------ RECORDED INFORMATION ------

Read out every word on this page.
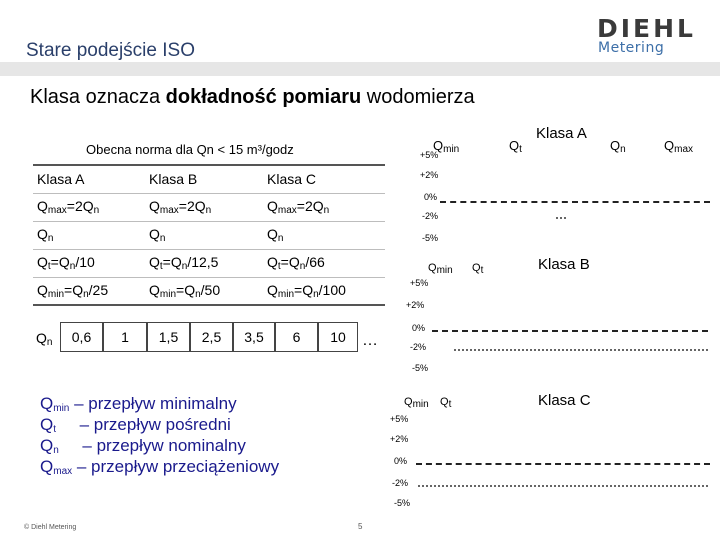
Stare podejście ISO
DIEHL
Metering
Klasa oznacza dokładność pomiaru wodomierza
Obecna norma dla Qn < 15 m³/godz
Klasa A	Klasa B	Klasa C
$Q_{max}=2Q_n$	$Q_{max}=2Q_n$	$Q_{max}=2Q_n$
$Q_n$	$Q_n$	$Q_n$
$Q_t=Q_n/10$	$Q_t=Q_n/12,5$	$Q_t=Q_n/66$
$Q_{min}=Q_n/25$	$Q_{min}=Q_n/50$	$Q_{min}=Q_n/100$
$Q_n$	0,6	1	1,5	2,5	3,5	6	10	…
$Q_{min}$ – przepływ minimalny
$Q_t$     – przepływ pośredni
$Q_n$     – przepływ nominalny
$Q_{max}$ – przepływ przeciążeniowy
Klasa A
$Q_{min}$	$Q_t$	$Q_n$	$Q_{max}$
+5%
+2%
0%
-2%
-5%
Klasa B
$Q_{min}$ $Q_t$
+5%
+2%
0%
-2%
-5%
Klasa C
$Q_{min}$ $Q_t$
+5%
+2%
0%
-2%
-5%
© Diehl Metering	5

------

Every record must be copied exactly, with images dropped from the result.

Read out every word on this page.
Stare podejście ISO
DIEHL
Metering
Klasa oznacza dokładność pomiaru wodomierza
Obecna norma dla Qn < 15 m³/godz
Klasa A	Klasa B	Klasa C
$Q_{max}=2Q_n$	$Q_{max}=2Q_n$	$Q_{max}=2Q_n$
$Q_n$	$Q_n$	$Q_n$
$Q_t=Q_n/10$	$Q_t=Q_n/12,5$	$Q_t=Q_n/66$
$Q_{min}=Q_n/25$	$Q_{min}=Q_n/50$	$Q_{min}=Q_n/100$
$Q_n$	0,6	1	1,5	2,5	3,5	6	10	…
$Q_{min}$ – przepływ minimalny
$Q_t$     – przepływ pośredni
$Q_n$     – przepływ nominalny
$Q_{max}$ – przepływ przeciążeniowy
Klasa A
$Q_{min}$	$Q_t$	$Q_n$	$Q_{max}$
+5%
+2%
0%
-2%
-5%
Klasa B
$Q_{min}$ $Q_t$
+5%
+2%
0%
-2%
-5%
Klasa C
$Q_{min}$ $Q_t$
+5%
+2%
0%
-2%
-5%
© Diehl Metering	5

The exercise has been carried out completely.